**GIVEN TASK:** Write out the lines from the line containing "Serialize everything readable" through the final line of the listing below, exactly, omitting every other line.

**RECORDED DATA:**
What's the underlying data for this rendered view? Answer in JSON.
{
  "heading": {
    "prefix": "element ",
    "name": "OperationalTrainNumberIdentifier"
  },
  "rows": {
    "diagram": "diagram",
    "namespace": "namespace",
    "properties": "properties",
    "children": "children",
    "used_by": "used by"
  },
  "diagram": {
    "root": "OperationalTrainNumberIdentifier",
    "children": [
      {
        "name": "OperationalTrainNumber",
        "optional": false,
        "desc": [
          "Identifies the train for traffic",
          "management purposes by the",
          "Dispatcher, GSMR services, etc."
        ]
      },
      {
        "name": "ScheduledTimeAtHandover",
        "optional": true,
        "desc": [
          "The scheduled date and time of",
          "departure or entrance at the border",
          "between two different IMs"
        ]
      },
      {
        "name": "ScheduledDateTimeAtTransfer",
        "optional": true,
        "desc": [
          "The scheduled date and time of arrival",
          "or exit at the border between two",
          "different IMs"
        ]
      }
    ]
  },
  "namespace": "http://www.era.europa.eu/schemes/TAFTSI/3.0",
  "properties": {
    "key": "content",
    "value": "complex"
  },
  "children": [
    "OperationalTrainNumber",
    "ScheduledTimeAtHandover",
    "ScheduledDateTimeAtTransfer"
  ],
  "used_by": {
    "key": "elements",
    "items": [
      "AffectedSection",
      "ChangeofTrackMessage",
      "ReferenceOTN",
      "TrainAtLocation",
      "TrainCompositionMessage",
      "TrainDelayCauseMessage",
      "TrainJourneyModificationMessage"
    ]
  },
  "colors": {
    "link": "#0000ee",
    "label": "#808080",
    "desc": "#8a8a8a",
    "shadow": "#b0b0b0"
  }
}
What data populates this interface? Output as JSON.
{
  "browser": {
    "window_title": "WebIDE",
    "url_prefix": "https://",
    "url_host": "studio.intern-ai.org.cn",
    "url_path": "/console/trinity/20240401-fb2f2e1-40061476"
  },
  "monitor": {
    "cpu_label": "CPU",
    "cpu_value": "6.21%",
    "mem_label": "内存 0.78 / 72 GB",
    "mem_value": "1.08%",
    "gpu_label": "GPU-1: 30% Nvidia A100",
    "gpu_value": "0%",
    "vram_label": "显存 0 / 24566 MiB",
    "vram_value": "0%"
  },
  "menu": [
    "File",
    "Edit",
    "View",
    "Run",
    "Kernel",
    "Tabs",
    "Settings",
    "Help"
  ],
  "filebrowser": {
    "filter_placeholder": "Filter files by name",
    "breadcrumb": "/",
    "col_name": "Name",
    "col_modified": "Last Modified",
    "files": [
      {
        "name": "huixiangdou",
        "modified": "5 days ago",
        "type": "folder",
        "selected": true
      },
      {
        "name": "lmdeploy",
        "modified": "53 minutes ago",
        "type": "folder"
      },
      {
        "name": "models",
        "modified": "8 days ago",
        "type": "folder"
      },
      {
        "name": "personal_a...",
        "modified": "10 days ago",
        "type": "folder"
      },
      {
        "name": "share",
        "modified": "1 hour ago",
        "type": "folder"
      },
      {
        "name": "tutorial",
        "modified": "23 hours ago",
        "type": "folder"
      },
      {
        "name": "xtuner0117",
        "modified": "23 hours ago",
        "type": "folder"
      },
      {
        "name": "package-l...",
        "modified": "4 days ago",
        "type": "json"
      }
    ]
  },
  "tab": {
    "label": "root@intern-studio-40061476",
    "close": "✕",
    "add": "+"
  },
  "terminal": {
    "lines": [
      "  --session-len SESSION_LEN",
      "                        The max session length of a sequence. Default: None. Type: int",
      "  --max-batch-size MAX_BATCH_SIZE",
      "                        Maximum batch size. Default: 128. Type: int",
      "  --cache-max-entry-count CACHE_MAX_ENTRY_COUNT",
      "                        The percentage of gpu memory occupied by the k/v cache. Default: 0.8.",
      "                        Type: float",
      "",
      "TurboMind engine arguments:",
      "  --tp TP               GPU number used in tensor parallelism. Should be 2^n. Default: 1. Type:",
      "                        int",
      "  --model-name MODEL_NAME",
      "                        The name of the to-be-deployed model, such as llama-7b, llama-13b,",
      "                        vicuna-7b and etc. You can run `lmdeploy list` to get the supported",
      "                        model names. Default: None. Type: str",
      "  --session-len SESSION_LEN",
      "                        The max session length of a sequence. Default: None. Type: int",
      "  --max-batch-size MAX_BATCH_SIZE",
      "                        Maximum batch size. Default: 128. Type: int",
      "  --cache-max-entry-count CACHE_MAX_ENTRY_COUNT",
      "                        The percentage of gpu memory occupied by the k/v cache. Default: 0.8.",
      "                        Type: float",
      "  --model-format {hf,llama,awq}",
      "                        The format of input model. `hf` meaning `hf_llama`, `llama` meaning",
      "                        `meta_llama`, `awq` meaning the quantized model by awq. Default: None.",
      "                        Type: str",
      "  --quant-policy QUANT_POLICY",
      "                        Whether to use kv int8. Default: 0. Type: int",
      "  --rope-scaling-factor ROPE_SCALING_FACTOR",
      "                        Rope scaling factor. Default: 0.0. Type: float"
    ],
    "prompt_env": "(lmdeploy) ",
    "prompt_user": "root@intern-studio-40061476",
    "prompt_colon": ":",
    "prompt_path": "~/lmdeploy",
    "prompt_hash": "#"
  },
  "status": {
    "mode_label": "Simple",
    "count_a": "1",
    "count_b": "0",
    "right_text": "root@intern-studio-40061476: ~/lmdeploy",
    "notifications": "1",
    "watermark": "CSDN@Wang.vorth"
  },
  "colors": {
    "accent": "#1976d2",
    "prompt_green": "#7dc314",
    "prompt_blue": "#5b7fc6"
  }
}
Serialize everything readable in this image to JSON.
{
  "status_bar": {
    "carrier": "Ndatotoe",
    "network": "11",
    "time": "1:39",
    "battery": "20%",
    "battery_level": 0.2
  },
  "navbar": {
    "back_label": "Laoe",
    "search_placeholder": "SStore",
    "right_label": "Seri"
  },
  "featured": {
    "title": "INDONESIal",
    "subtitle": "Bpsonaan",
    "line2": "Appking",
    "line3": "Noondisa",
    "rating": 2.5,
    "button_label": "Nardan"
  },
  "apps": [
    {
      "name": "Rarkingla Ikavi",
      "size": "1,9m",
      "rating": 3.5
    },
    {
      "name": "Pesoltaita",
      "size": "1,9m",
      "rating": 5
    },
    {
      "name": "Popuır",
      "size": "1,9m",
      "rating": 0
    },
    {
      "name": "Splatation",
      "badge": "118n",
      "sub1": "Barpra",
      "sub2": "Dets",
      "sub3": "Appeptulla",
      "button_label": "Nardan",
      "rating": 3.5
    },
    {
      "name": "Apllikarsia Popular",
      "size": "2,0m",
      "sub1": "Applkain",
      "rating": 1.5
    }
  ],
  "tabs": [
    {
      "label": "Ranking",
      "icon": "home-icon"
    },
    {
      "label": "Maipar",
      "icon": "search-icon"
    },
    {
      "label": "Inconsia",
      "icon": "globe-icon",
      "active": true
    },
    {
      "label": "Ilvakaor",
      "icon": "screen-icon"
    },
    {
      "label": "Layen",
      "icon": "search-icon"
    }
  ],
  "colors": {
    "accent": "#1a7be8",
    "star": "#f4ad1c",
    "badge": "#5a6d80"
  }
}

**ANSWER IN FULL:**
Serialize everything readable in this image to JSON.
{
  "status_bar": {
    "carrier": "Ndatotoe",
    "network": "11",
    "time": "1:39",
    "battery": "20%",
    "battery_level": 0.2
  },
  "navbar": {
    "back_label": "Laoe",
    "search_placeholder": "SStore",
    "right_label": "Seri"
  },
  "featured": {
    "title": "INDONESIal",
    "subtitle": "Bpsonaan",
    "line2": "Appking",
    "line3": "Noondisa",
    "rating": 2.5,
    "button_label": "Nardan"
  },
  "apps": [
    {
      "name": "Rarkingla Ikavi",
      "size": "1,9m",
      "rating": 3.5
    },
    {
      "name": "Pesoltaita",
      "size": "1,9m",
      "rating": 5
    },
    {
      "name": "Popuır",
      "size": "1,9m",
      "rating": 0
    },
    {
      "name": "Splatation",
      "badge": "118n",
      "sub1": "Barpra",
      "sub2": "Dets",
      "sub3": "Appeptulla",
      "button_label": "Nardan",
      "rating": 3.5
    },
    {
      "name": "Apllikarsia Popular",
      "size": "2,0m",
      "sub1": "Applkain",
      "rating": 1.5
    }
  ],
  "tabs": [
    {
      "label": "Ranking",
      "icon": "home-icon"
    },
    {
      "label": "Maipar",
      "icon": "search-icon"
    },
    {
      "label": "Inconsia",
      "icon": "globe-icon",
      "active": true
    },
    {
      "label": "Ilvakaor",
      "icon": "screen-icon"
    },
    {
      "label": "Layen",
      "icon": "search-icon"
    }
  ],
  "colors": {
    "accent": "#1a7be8",
    "star": "#f4ad1c",
    "badge": "#5a6d80"
  }
}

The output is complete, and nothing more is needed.